◆ Work to complete ◆
Where the string "artritl" occurs in the material below, report the whole line.

===== Record list =====

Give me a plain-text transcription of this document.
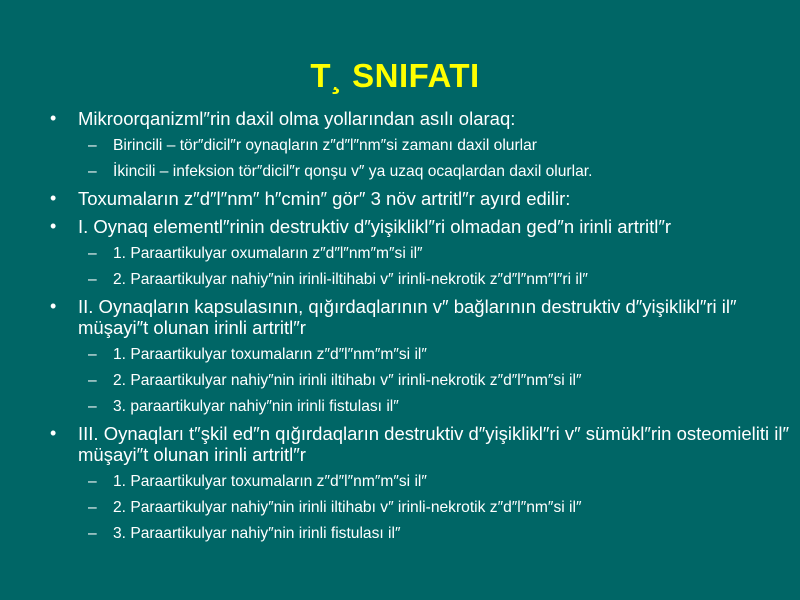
T¸ SNIFATI
• Mikroorqanizml″rin daxil olma yollarından asılı olaraq:
– Birincili – tör″dicil″r oynaqların z″d″l″nm″si zamanı daxil olurlar
– İkincili – infeksion tör″dicil″r qonşu v″ ya uzaq ocaqlardan daxil olurlar.
• Toxumaların z″d″l″nm″ h″cmin″ gör″ 3 növ artritl″r ayırd edilir:
• I. Oynaq elementl″rinin destruktiv d″yişiklikl″ri olmadan ged″n irinli artritl″r
– 1. Paraartikulyar oxumaların z″d″l″nm″m″si il″
– 2. Paraartikulyar nahiy″nin irinli-iltihabi v″ irinli-nekrotik z″d″l″nm″l″ri il″
• II. Oynaqların kapsulasının, qığırdaqlarının v″ bağlarının destruktiv d″yişiklikl″ri il″ müşayi″t olunan irinli artritl″r
– 1. Paraartikulyar toxumaların z″d″l″nm″m″si il″
– 2. Paraartikulyar nahiy″nin irinli iltihabı v″ irinli-nekrotik z″d″l″nm″si il″
– 3. paraartikulyar nahiy″nin irinli fistulası il″
• III. Oynaqları t″şkil ed″n qığırdaqların destruktiv d″yişiklikl″ri v″ sümükl″rin osteomieliti il″ müşayi″t olunan irinli artritl″r
– 1. Paraartikulyar toxumaların z″d″l″nm″m″si il″
– 2. Paraartikulyar nahiy″nin irinli iltihabı v″ irinli-nekrotik z″d″l″nm″si il″
– 3. Paraartikulyar nahiy″nin irinli fistulası il″
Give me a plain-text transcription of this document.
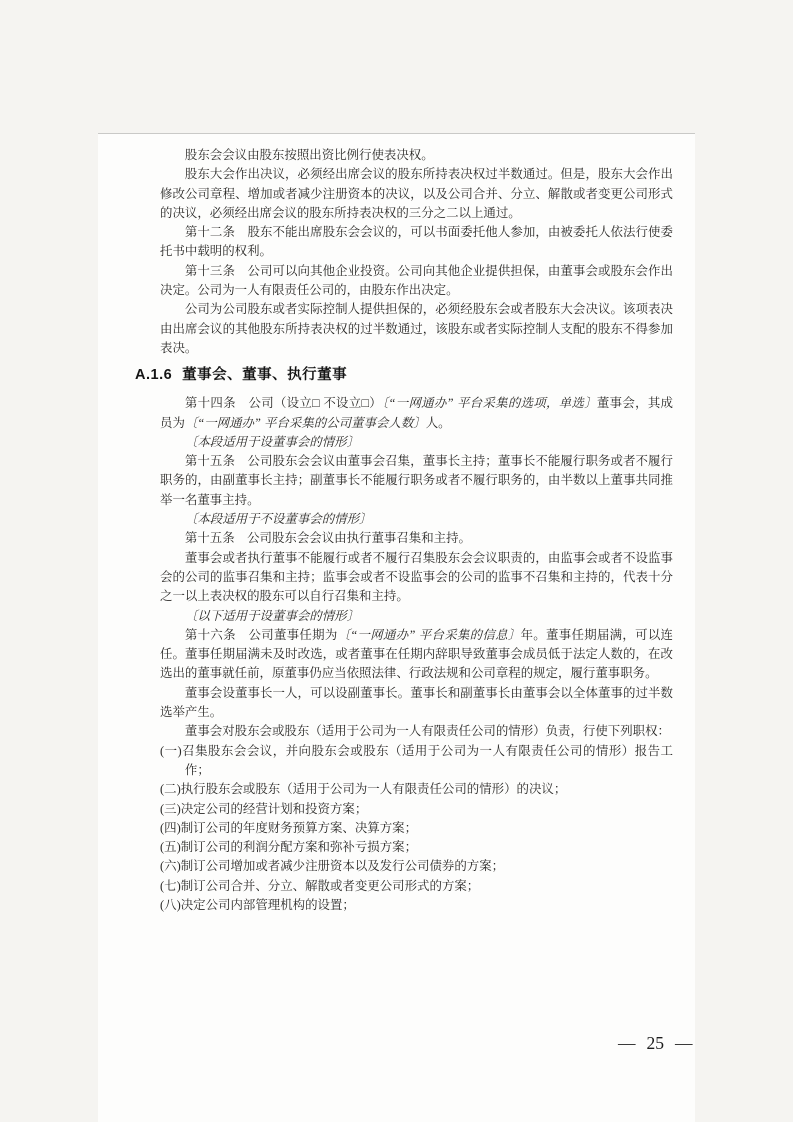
股东会会议由股东按照出资比例行使表决权。

股东大会作出决议，必须经出席会议的股东所持表决权过半数通过。但是，股东大会作出修改公司章程、增加或者减少注册资本的决议，以及公司合并、分立、解散或者变更公司形式的决议，必须经出席会议的股东所持表决权的三分之二以上通过。

第十二条　股东不能出席股东会会议的，可以书面委托他人参加，由被委托人依法行使委托书中载明的权利。

第十三条　公司可以向其他企业投资。公司向其他企业提供担保，由董事会或股东会作出决定。公司为一人有限责任公司的，由股东作出决定。

公司为公司股东或者实际控制人提供担保的，必须经股东会或者股东大会决议。该项表决由出席会议的其他股东所持表决权的过半数通过，该股东或者实际控制人支配的股东不得参加表决。

A.1.6 董事会、董事、执行董事

第十四条　公司（设立□ 不设立□）〔“一网通办” 平台采集的选项，单选〕董事会，其成员为〔“一网通办” 平台采集的公司董事会人数〕人。

〔本段适用于设董事会的情形〕

第十五条　公司股东会会议由董事会召集，董事长主持；董事长不能履行职务或者不履行职务的，由副董事长主持；副董事长不能履行职务或者不履行职务的，由半数以上董事共同推举一名董事主持。

〔本段适用于不设董事会的情形〕

第十五条　公司股东会会议由执行董事召集和主持。

董事会或者执行董事不能履行或者不履行召集股东会会议职责的，由监事会或者不设监事会的公司的监事召集和主持；监事会或者不设监事会的公司的监事不召集和主持的，代表十分之一以上表决权的股东可以自行召集和主持。

〔以下适用于设董事会的情形〕

第十六条　公司董事任期为〔“一网通办” 平台采集的信息〕年。董事任期届满，可以连任。董事任期届满未及时改选，或者董事在任期内辞职导致董事会成员低于法定人数的，在改选出的董事就任前，原董事仍应当依照法律、行政法规和公司章程的规定，履行董事职务。

董事会设董事长一人，可以设副董事长。董事长和副董事长由董事会以全体董事的过半数选举产生。

董事会对股东会或股东（适用于公司为一人有限责任公司的情形）负责，行使下列职权：

(一)召集股东会会议，并向股东会或股东（适用于公司为一人有限责任公司的情形）报告工作；

(二)执行股东会或股东（适用于公司为一人有限责任公司的情形）的决议；

(三)决定公司的经营计划和投资方案；

(四)制订公司的年度财务预算方案、决算方案；

(五)制订公司的利润分配方案和弥补亏损方案；

(六)制订公司增加或者减少注册资本以及发行公司债券的方案；

(七)制订公司合并、分立、解散或者变更公司形式的方案；

(八)决定公司内部管理机构的设置；

— 25 —
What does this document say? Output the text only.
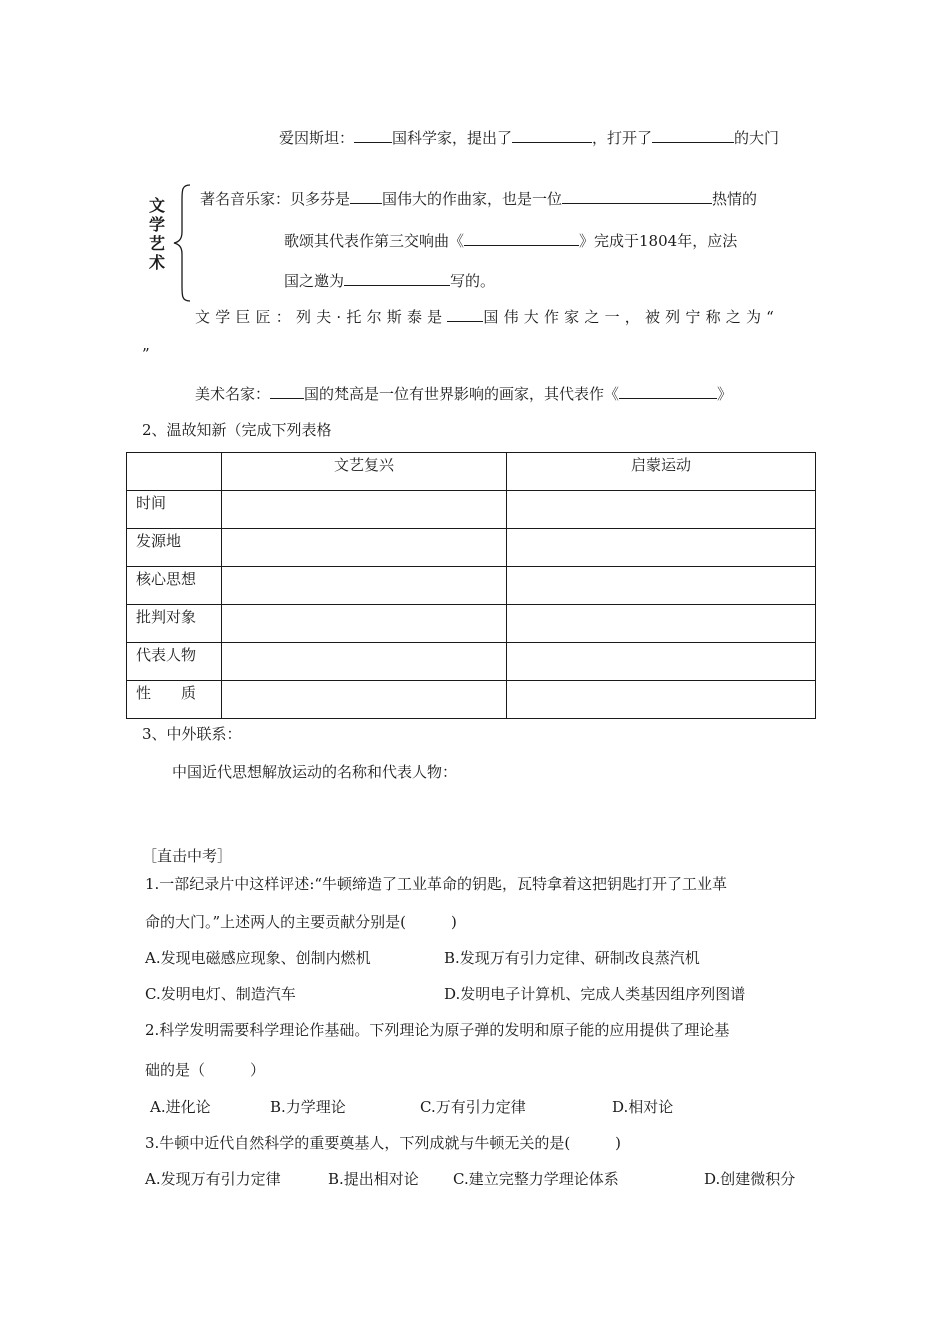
爱因斯坦：	国科学家，提出了	，打开了	的大门
文学艺术
著名音乐家：贝多芬是 国伟大的作曲家，也是一位	热情的
歌颂其代表作第三交响曲《	》完成于1804年，应法
国之邀为	写的。
文学巨匠：列夫·托尔斯泰是 国伟大作家之一，被列宁称之为“
”
美术名家： 国的梵高是一位有世界影响的画家，其代表作《	》
2、温故知新（完成下列表格
	文艺复兴	启蒙运动
时间		
发源地		
核心思想		
批判对象		
代表人物		
性　　质		
3、中外联系：
中国近代思想解放运动的名称和代表人物：
［直击中考］
1.一部纪录片中这样评述:“牛顿缔造了工业革命的钥匙，瓦特拿着这把钥匙打开了工业革
命的大门。”上述两人的主要贡献分别是(　　　)
A.发现电磁感应现象、创制内燃机	B.发现万有引力定律、研制改良蒸汽机
C.发明电灯、制造汽车	D.发明电子计算机、完成人类基因组序列图谱
2.科学发明需要科学理论作基础。下列理论为原子弹的发明和原子能的应用提供了理论基
础的是（　　　）
A.进化论	B.力学理论	C.万有引力定律	D.相对论
3.牛顿中近代自然科学的重要奠基人，下列成就与牛顿无关的是(　　　)
A.发现万有引力定律	B.提出相对论 C.建立完整力学理论体系	D.创建微积分
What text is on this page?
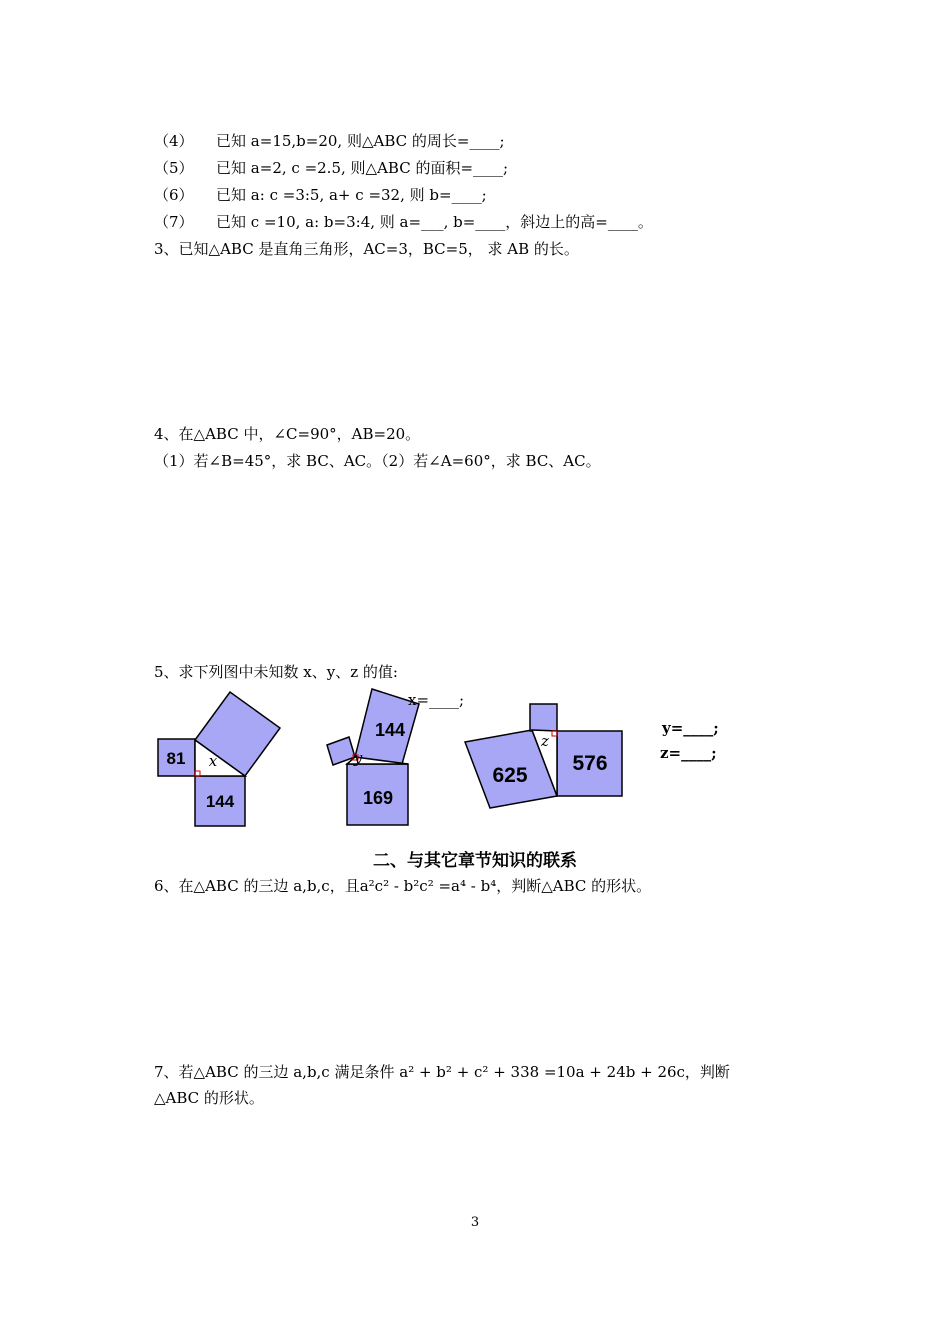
（4）　　已知 a=15,b=20, 则△ABC 的周长=____;
（5）　　已知 a=2, c =2.5, 则△ABC 的面积=____;
（6）　　已知 a: c =3:5, a+ c =32, 则 b=____;
（7）　　已知 c =10, a: b=3:4, 则 a=___, b=____，斜边上的高=____。
3、已知△ABC 是直角三角形，AC=3，BC=5， 求 AB 的长。
4、在△ABC 中，∠C=90°，AB=20。
（1）若∠B=45°，求 BC、AC。（2）若∠A=60°，求 BC、AC。
5、求下列图中未知数 x、y、z 的值:
81
144
x
144
169
y
625
576
z
x=____;
y=____;
z=____;
二、与其它章节知识的联系
6、在△ABC 的三边 a,b,c，且a²c² - b²c² =a⁴ - b⁴，判断△ABC 的形状。
7、若△ABC 的三边 a,b,c 满足条件 a² + b² + c² + 338 =10a + 24b + 26c，判断
△ABC 的形状。
3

=====

◆ Output below ◆
• Toxumaların z″d″l″nm″ h″cmin″ gör″ 3 növ artritl″r ayırd edilir:
• I. Oynaq elementl″rinin destruktiv d″yişiklikl″ri olmadan ged″n irinli artritl″r
• II. Oynaqların kapsulasının, qığırdaqlarının v″ bağlarının destruktiv d″yişiklikl″ri il″ müşayi″t olunan irinli artritl″r
• III. Oynaqları t″şkil ed″n qığırdaqların destruktiv d″yişiklikl″ri v″ sümükl″rin osteomieliti il″ müşayi″t olunan irinli artritl″r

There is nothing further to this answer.